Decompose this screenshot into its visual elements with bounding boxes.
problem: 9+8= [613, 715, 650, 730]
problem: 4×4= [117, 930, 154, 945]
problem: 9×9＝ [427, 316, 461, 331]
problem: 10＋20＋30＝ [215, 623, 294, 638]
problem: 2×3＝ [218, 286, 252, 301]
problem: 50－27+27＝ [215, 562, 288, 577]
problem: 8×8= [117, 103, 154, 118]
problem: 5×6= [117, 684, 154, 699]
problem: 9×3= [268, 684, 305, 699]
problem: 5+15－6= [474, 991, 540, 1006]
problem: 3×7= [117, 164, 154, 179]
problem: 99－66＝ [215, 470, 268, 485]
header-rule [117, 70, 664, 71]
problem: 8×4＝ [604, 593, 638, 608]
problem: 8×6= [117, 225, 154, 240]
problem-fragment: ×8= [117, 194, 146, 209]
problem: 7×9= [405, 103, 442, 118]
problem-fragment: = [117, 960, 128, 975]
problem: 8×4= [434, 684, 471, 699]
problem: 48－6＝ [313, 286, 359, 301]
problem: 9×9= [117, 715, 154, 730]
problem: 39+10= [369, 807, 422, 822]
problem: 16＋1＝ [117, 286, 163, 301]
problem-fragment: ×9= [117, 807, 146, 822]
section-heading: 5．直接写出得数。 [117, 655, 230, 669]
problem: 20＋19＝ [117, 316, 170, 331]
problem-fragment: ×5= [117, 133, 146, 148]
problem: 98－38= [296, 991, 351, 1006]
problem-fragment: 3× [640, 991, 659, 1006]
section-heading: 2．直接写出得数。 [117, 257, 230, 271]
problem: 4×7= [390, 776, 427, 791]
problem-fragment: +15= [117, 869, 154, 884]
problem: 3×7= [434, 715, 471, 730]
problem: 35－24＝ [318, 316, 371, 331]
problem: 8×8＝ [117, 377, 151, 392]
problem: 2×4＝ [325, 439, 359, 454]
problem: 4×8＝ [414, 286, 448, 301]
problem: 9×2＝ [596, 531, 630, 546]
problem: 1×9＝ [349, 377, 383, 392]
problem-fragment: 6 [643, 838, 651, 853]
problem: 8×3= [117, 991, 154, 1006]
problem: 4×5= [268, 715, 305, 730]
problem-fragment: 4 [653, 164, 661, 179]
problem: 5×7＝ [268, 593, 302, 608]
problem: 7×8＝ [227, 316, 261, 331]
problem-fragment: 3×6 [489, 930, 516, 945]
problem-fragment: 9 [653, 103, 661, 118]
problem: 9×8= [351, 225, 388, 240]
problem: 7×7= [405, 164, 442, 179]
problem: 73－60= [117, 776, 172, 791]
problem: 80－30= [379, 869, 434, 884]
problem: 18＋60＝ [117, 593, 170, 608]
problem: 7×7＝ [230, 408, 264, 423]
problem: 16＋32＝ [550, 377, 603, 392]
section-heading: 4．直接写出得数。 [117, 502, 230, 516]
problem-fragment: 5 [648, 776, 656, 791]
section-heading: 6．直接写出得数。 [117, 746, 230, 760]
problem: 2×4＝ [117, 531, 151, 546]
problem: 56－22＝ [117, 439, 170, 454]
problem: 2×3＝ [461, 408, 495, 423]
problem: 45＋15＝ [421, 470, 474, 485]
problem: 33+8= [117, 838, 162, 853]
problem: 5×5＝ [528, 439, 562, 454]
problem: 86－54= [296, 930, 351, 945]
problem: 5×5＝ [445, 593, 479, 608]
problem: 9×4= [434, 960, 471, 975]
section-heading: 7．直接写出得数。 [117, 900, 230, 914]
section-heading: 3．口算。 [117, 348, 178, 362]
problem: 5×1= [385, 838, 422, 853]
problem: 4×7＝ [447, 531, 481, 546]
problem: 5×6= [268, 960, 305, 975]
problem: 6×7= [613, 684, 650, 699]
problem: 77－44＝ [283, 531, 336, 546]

What to produce =
Copy every line of the records above, word for word, without changing anything.

Response for this exercise =
Decompose this screenshot into its visual elements with bounding boxes.
problem: 9+8= [613, 715, 650, 730]
problem: 4×4= [117, 930, 154, 945]
problem: 9×9＝ [427, 316, 461, 331]
problem: 10＋20＋30＝ [215, 623, 294, 638]
problem: 2×3＝ [218, 286, 252, 301]
problem: 50－27+27＝ [215, 562, 288, 577]
problem: 8×8= [117, 103, 154, 118]
problem: 5×6= [117, 684, 154, 699]
problem: 9×3= [268, 684, 305, 699]
problem: 5+15－6= [474, 991, 540, 1006]
problem: 3×7= [117, 164, 154, 179]
problem: 99－66＝ [215, 470, 268, 485]
header-rule [117, 70, 664, 71]
problem: 8×4＝ [604, 593, 638, 608]
problem: 8×6= [117, 225, 154, 240]
problem-fragment: ×8= [117, 194, 146, 209]
problem: 7×9= [405, 103, 442, 118]
problem-fragment: = [117, 960, 128, 975]
problem: 8×4= [434, 684, 471, 699]
problem: 48－6＝ [313, 286, 359, 301]
problem: 9×9= [117, 715, 154, 730]
problem: 39+10= [369, 807, 422, 822]
problem: 16＋1＝ [117, 286, 163, 301]
problem-fragment: ×9= [117, 807, 146, 822]
section-heading: 5．直接写出得数。 [117, 655, 230, 669]
problem: 20＋19＝ [117, 316, 170, 331]
problem-fragment: ×5= [117, 133, 146, 148]
problem: 98－38= [296, 991, 351, 1006]
problem-fragment: 3× [640, 991, 659, 1006]
section-heading: 2．直接写出得数。 [117, 257, 230, 271]
problem: 4×7= [390, 776, 427, 791]
problem-fragment: +15= [117, 869, 154, 884]
problem: 3×7= [434, 715, 471, 730]
problem: 35－24＝ [318, 316, 371, 331]
problem: 8×8＝ [117, 377, 151, 392]
problem: 2×4＝ [325, 439, 359, 454]
problem: 4×8＝ [414, 286, 448, 301]
problem: 9×2＝ [596, 531, 630, 546]
problem: 1×9＝ [349, 377, 383, 392]
problem-fragment: 6 [643, 838, 651, 853]
problem: 8×3= [117, 991, 154, 1006]
problem: 4×5= [268, 715, 305, 730]
problem-fragment: 4 [653, 164, 661, 179]
problem: 5×7＝ [268, 593, 302, 608]
problem: 7×8＝ [227, 316, 261, 331]
problem-fragment: 3×6 [489, 930, 516, 945]
problem-fragment: 9 [653, 103, 661, 118]
problem: 9×8= [351, 225, 388, 240]
problem: 7×7= [405, 164, 442, 179]
problem: 73－60= [117, 776, 172, 791]
problem: 80－30= [379, 869, 434, 884]
problem: 18＋60＝ [117, 593, 170, 608]
problem: 7×7＝ [230, 408, 264, 423]
problem: 16＋32＝ [550, 377, 603, 392]
section-heading: 4．直接写出得数。 [117, 502, 230, 516]
problem-fragment: 5 [648, 776, 656, 791]
section-heading: 6．直接写出得数。 [117, 746, 230, 760]
problem: 2×4＝ [117, 531, 151, 546]
problem: 56－22＝ [117, 439, 170, 454]
problem: 2×3＝ [461, 408, 495, 423]
problem: 45＋15＝ [421, 470, 474, 485]
problem: 33+8= [117, 838, 162, 853]
problem: 5×5＝ [528, 439, 562, 454]
problem: 86－54= [296, 930, 351, 945]
problem: 5×5＝ [445, 593, 479, 608]
problem: 9×4= [434, 960, 471, 975]
section-heading: 7．直接写出得数。 [117, 900, 230, 914]
section-heading: 3．口算。 [117, 348, 178, 362]
problem: 5×1= [385, 838, 422, 853]
problem: 4×7＝ [447, 531, 481, 546]
problem: 5×6= [268, 960, 305, 975]
problem: 6×7= [613, 684, 650, 699]
problem: 77－44＝ [283, 531, 336, 546]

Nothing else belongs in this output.